** BEGIN Dataset excerpts **
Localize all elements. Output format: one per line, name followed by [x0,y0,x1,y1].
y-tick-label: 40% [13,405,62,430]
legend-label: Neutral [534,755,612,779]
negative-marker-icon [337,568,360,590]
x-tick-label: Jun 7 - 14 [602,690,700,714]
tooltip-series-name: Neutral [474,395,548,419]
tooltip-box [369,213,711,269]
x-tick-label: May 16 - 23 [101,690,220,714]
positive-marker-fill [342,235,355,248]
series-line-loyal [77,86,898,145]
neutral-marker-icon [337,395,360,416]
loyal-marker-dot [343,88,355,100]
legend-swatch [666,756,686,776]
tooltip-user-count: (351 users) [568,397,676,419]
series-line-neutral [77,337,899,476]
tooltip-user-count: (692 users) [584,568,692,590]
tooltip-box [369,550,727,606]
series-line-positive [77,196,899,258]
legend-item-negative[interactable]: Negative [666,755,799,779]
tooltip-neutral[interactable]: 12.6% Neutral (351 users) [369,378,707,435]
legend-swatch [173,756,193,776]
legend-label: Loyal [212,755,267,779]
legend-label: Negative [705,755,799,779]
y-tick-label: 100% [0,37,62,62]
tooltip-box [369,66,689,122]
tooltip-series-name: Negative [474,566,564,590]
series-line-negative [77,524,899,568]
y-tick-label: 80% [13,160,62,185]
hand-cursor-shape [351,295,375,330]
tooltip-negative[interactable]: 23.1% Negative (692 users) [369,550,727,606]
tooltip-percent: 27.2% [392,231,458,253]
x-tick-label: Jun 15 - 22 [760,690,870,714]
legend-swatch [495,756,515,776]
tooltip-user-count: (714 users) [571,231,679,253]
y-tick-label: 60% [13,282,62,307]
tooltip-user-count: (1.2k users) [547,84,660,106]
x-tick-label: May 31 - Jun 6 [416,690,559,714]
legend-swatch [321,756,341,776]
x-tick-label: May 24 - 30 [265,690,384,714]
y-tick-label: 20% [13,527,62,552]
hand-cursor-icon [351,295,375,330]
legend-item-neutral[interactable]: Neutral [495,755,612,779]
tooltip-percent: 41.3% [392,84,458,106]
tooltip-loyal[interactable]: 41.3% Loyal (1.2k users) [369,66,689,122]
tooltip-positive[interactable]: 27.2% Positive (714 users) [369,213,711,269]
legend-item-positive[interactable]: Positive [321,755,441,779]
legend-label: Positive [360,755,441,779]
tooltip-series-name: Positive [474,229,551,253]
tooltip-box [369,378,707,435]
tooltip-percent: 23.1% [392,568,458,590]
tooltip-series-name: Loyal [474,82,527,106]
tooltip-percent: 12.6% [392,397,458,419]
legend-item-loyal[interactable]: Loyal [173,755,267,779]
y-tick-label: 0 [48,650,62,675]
** END Dataset excerpts **
Problem description – Format every line of the rows above as a numbered list, omitting any blank lines.

Written reply –
1. Localize all elements. Output format: one per line, name followed by [x0,y0,x1,y1].
2. y-tick-label: 40% [13,405,62,430]
3. legend-label: Neutral [534,755,612,779]
4. negative-marker-icon [337,568,360,590]
5. x-tick-label: Jun 7 - 14 [602,690,700,714]
6. tooltip-series-name: Neutral [474,395,548,419]
7. tooltip-box [369,213,711,269]
8. x-tick-label: May 16 - 23 [101,690,220,714]
9. positive-marker-fill [342,235,355,248]
10. series-line-loyal [77,86,898,145]
11. neutral-marker-icon [337,395,360,416]
12. loyal-marker-dot [343,88,355,100]
13. legend-swatch [666,756,686,776]
14. tooltip-user-count: (351 users) [568,397,676,419]
15. series-line-neutral [77,337,899,476]
16. tooltip-user-count: (692 users) [584,568,692,590]
17. tooltip-box [369,550,727,606]
18. series-line-positive [77,196,899,258]
19. legend-item-negative[interactable]: Negative [666,755,799,779]
20. tooltip-neutral[interactable]: 12.6% Neutral (351 users) [369,378,707,435]
21. legend-swatch [173,756,193,776]
22. legend-label: Loyal [212,755,267,779]
23. legend-label: Negative [705,755,799,779]
24. y-tick-label: 100% [0,37,62,62]
25. tooltip-box [369,66,689,122]
26. tooltip-series-name: Negative [474,566,564,590]
27. series-line-negative [77,524,899,568]
28. y-tick-label: 80% [13,160,62,185]
29. hand-cursor-shape [351,295,375,330]
30. tooltip-negative[interactable]: 23.1% Negative (692 users) [369,550,727,606]
31. tooltip-percent: 27.2% [392,231,458,253]
32. x-tick-label: Jun 15 - 22 [760,690,870,714]
33. legend-swatch [495,756,515,776]
34. tooltip-user-count: (714 users) [571,231,679,253]
35. y-tick-label: 60% [13,282,62,307]
36. tooltip-user-count: (1.2k users) [547,84,660,106]
37. x-tick-label: May 31 - Jun 6 [416,690,559,714]
38. legend-swatch [321,756,341,776]
39. x-tick-label: May 24 - 30 [265,690,384,714]
40. y-tick-label: 20% [13,527,62,552]
41. hand-cursor-icon [351,295,375,330]
42. legend-item-neutral[interactable]: Neutral [495,755,612,779]
43. tooltip-percent: 41.3% [392,84,458,106]
44. tooltip-loyal[interactable]: 41.3% Loyal (1.2k users) [369,66,689,122]
45. tooltip-positive[interactable]: 27.2% Positive (714 users) [369,213,711,269]
46. legend-item-positive[interactable]: Positive [321,755,441,779]
47. legend-label: Positive [360,755,441,779]
48. tooltip-series-name: Positive [474,229,551,253]
49. tooltip-box [369,378,707,435]
50. tooltip-percent: 23.1% [392,568,458,590]
51. tooltip-series-name: Loyal [474,82,527,106]
52. tooltip-percent: 12.6% [392,397,458,419]
53. legend-item-loyal[interactable]: Loyal [173,755,267,779]
54. y-tick-label: 0 [48,650,62,675]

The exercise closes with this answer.